| Document text |
W3C home > Mailing lists > Public > www-validator@w3.org > October 2000

UTF-8 with Unicode line separator and BOM

From: Christian Ottosson <christian.ottosson@kurir.net>
Date: Mon, 16 Oct 2000 15:22:02 +0200
Message-Id: <a05001903b61096fdb104@[195.67.253.177]>
To: plh@w3.org, www-validator@w3.org
Hi!

On www-validator@w3.org I found a discussion about the U+FEFF ZERO 
WIDTH NON-BREAKING SPACE, the BOM (Byte Order Mark) character, at the 
beginning of UTF-16 files, but nothing about Unicode line separator 
characters.

| Given entries |
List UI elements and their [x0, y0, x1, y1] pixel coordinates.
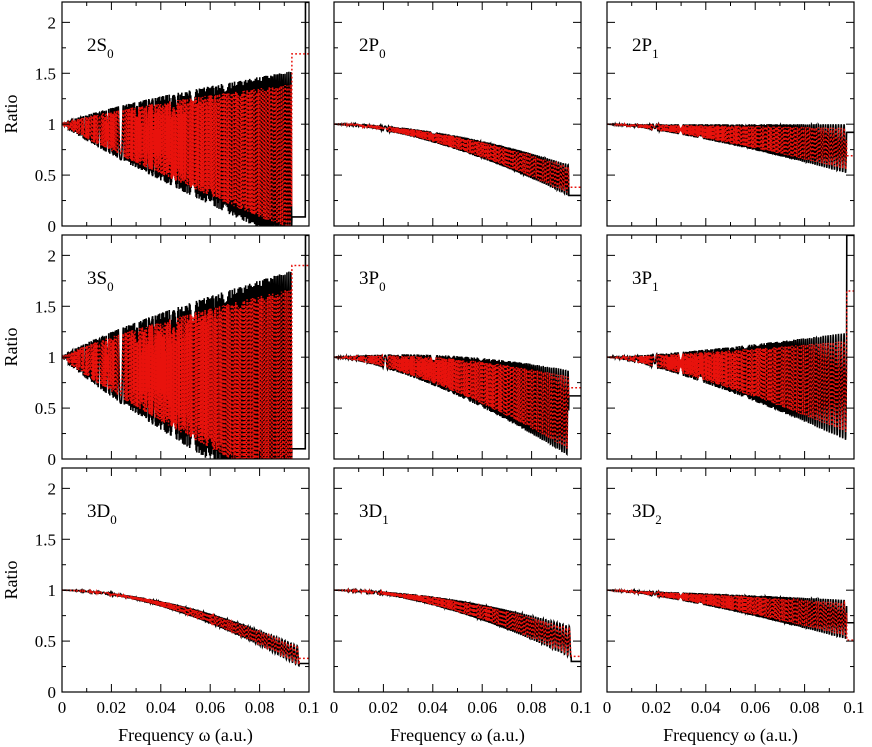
x-tick-label: 0	[58, 698, 67, 717]
x-tick-label: 0.04	[418, 698, 448, 717]
x-tick-label: 0.02	[369, 698, 399, 717]
panel-label: 3D1	[359, 501, 389, 527]
y-tick-label: 1	[48, 581, 57, 600]
x-tick-label: 0.04	[146, 698, 176, 717]
series-2-line	[607, 588, 854, 641]
x-tick-label: 0.08	[245, 698, 275, 717]
y-tick-label: 1	[48, 348, 57, 367]
x-tick-label: 0.06	[467, 698, 497, 717]
y-tick-label: 0.5	[35, 166, 56, 185]
series-1-line	[607, 587, 854, 639]
panel-3D2: 0 0.02 0.04 0.06 0.08 0.1 Frequency ω (a.u.) 3D…	[603, 467, 865, 746]
series-2-line	[607, 290, 854, 432]
x-axis-title: Frequency ω (a.u.)	[663, 725, 798, 746]
y-tick-label: 0.5	[35, 399, 56, 418]
panel-3P0: 3P0	[333, 234, 582, 460]
panel-label: 3P1	[632, 268, 659, 294]
panel-2P0: 2P0	[333, 1, 582, 227]
series-2-line	[334, 353, 581, 449]
series-2-line	[62, 588, 309, 666]
y-axis-title: Ratio	[1, 95, 21, 134]
panel-label: 2P1	[632, 35, 659, 61]
x-tick-label: 0.1	[298, 698, 319, 717]
x-tick-label: 0	[330, 698, 339, 717]
panel-label: 3D2	[632, 501, 662, 527]
y-tick-label: 2	[48, 13, 57, 32]
panel-label: 3S0	[87, 268, 114, 294]
y-tick-label: 2	[48, 479, 57, 498]
series-2-line	[334, 587, 581, 658]
x-tick-label: 0.1	[570, 698, 591, 717]
x-tick-label: 0.08	[790, 698, 820, 717]
y-tick-label: 1.5	[35, 64, 56, 83]
x-axis-title: Frequency ω (a.u.)	[390, 725, 525, 746]
y-tick-label: 0	[48, 217, 57, 236]
x-tick-label: 0.1	[843, 698, 864, 717]
panel-2P1: 2P1	[606, 1, 855, 227]
y-tick-label: 1	[48, 115, 57, 134]
series-1-line	[62, 587, 309, 668]
x-tick-label: 0.02	[642, 698, 672, 717]
y-tick-label: 1.5	[35, 297, 56, 316]
x-tick-label: 0.06	[195, 698, 225, 717]
x-tick-label: 0	[603, 698, 612, 717]
y-tick-label: 1.5	[35, 530, 56, 549]
x-tick-label: 0.06	[740, 698, 770, 717]
panel-3D1: 0 0.02 0.04 0.06 0.08 0.1 Frequency ω (a.u.) 3D…	[330, 467, 592, 746]
y-tick-label: 0.5	[35, 632, 56, 651]
panel-label: 3P0	[359, 268, 386, 294]
panel-label: 3D0	[87, 501, 117, 527]
x-axis-title: Frequency ω (a.u.)	[118, 725, 253, 746]
y-tick-label: 0	[48, 450, 57, 469]
panel-label: 2P0	[359, 35, 386, 61]
x-tick-label: 0.02	[97, 698, 127, 717]
series-1-line	[334, 587, 581, 663]
series-2-line	[334, 121, 581, 194]
y-axis-title: Ratio	[1, 561, 21, 600]
y-tick-label: 0	[48, 683, 57, 702]
panel-3D0: 0 0.02 0.04 0.06 0.08 0.1 0 0.5 1 1.5 2 Ratio Freque…	[1, 467, 320, 746]
series-1-line	[607, 235, 854, 440]
y-axis-title: Ratio	[1, 328, 21, 367]
panel-3S0: 0 0.5 1 1.5 2 Ratio 3S0	[1, 234, 310, 469]
y-tick-label: 2	[48, 246, 57, 265]
series-2-line	[607, 121, 854, 170]
series-2-line	[62, 264, 309, 459]
x-tick-label: 0.04	[691, 698, 721, 717]
series-2-line	[62, 53, 309, 226]
x-tick-label: 0.08	[517, 698, 547, 717]
panel-3P1: 3P1	[606, 234, 855, 460]
panel-label: 2S0	[87, 35, 114, 61]
panel-2S0: 0 0.5 1 1.5 2 Ratio 2S0	[1, 1, 310, 236]
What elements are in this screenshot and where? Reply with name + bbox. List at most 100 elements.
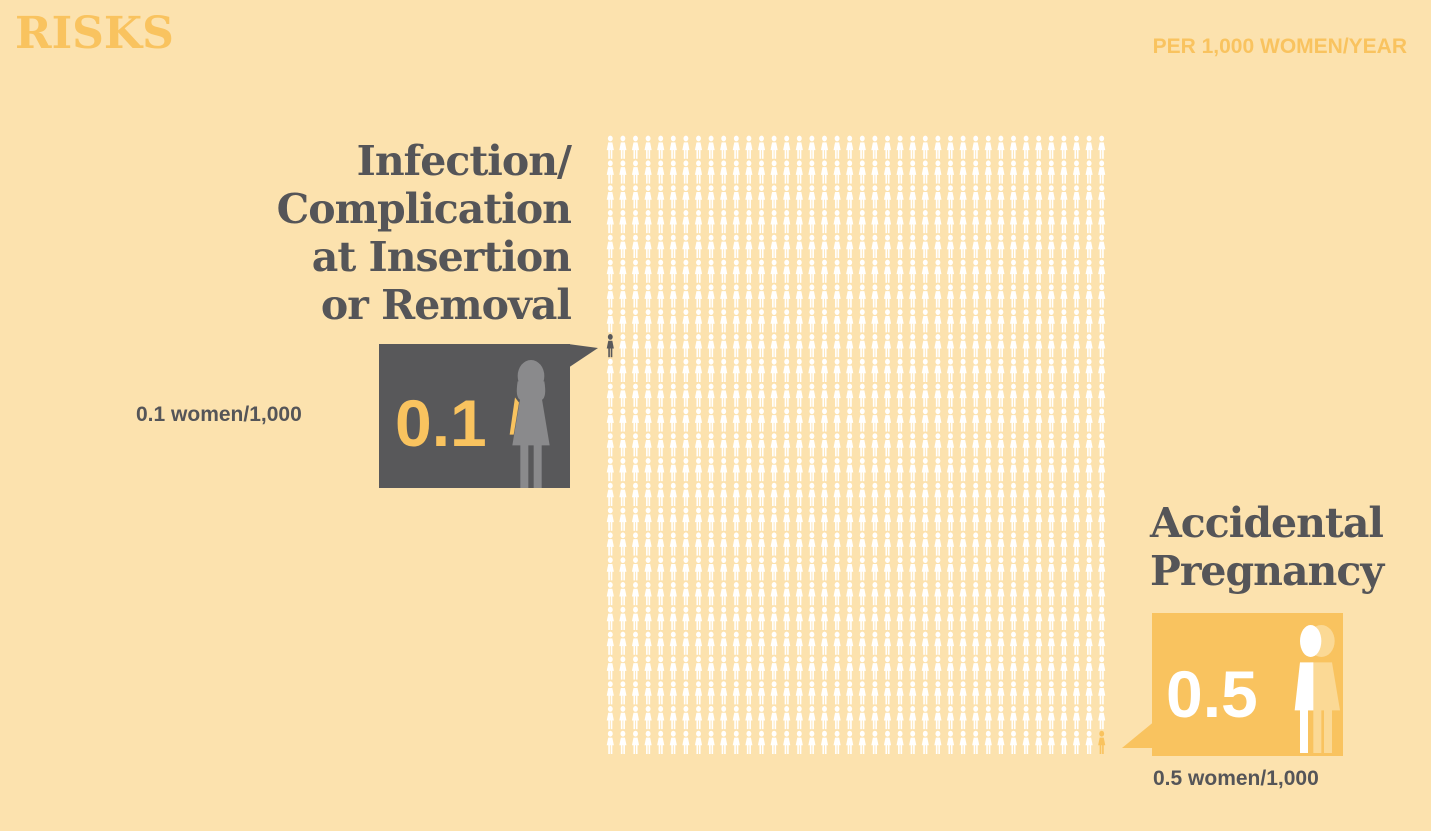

| Work to complete |
A – Please sum up the mailing list message in two sentences.
B – In the listing, swap "x-tick-label" for "x-axis-tick" in the lines starting with the line with "698, 67, 717]" and going on through the line with "64, 56, 83]", with all else unchanged, and give only those lines.

| Final answers |
A – Christian Ottosson wrote to plh@w3.org and www-validator@w3.org on October 16, 2000, under the subject "UTF-8 with Unicode line separator and BOM." He says that on www-validator@w3.org he found a discussion of U+FEFF ZERO WIDTH NON-BREAKING SPACE, the BOM (Byte Order Mark) character, at the beginning of UTF-16 files, but nothing about Unicode line separator characters.

B –
x-axis-tick: 0	[58, 698, 67, 717]
x-axis-tick: 0.04	[418, 698, 448, 717]
x-axis-tick: 0.02	[369, 698, 399, 717]
panel-label: 3D1	[359, 501, 389, 527]
y-tick-label: 1	[48, 581, 57, 600]
x-axis-tick: 0.04	[146, 698, 176, 717]
series-2-line	[607, 588, 854, 641]
x-axis-tick: 0.08	[245, 698, 275, 717]
y-tick-label: 1	[48, 348, 57, 367]
x-axis-tick: 0.06	[467, 698, 497, 717]
y-tick-label: 0.5	[35, 166, 56, 185]
series-1-line	[607, 587, 854, 639]
panel-3D2: 0 0.02 0.04 0.06 0.08 0.1 Frequency ω (a.u.) 3D…	[603, 467, 865, 746]
series-2-line	[607, 290, 854, 432]
x-axis-title: Frequency ω (a.u.)	[663, 725, 798, 746]
y-tick-label: 0.5	[35, 399, 56, 418]
panel-3P0: 3P0	[333, 234, 582, 460]
panel-label: 3P1	[632, 268, 659, 294]
panel-2P0: 2P0	[333, 1, 582, 227]
series-2-line	[334, 353, 581, 449]
series-2-line	[62, 588, 309, 666]
y-axis-title: Ratio	[1, 95, 21, 134]
panel-label: 2P1	[632, 35, 659, 61]
x-axis-tick: 0.1	[298, 698, 319, 717]
x-axis-tick: 0	[330, 698, 339, 717]
panel-label: 3D2	[632, 501, 662, 527]
y-tick-label: 2	[48, 13, 57, 32]
panel-label: 3S0	[87, 268, 114, 294]
y-tick-label: 2	[48, 479, 57, 498]
series-2-line	[334, 587, 581, 658]
x-axis-tick: 0.1	[570, 698, 591, 717]
x-axis-tick: 0.08	[790, 698, 820, 717]
y-tick-label: 1.5	[35, 64, 56, 83]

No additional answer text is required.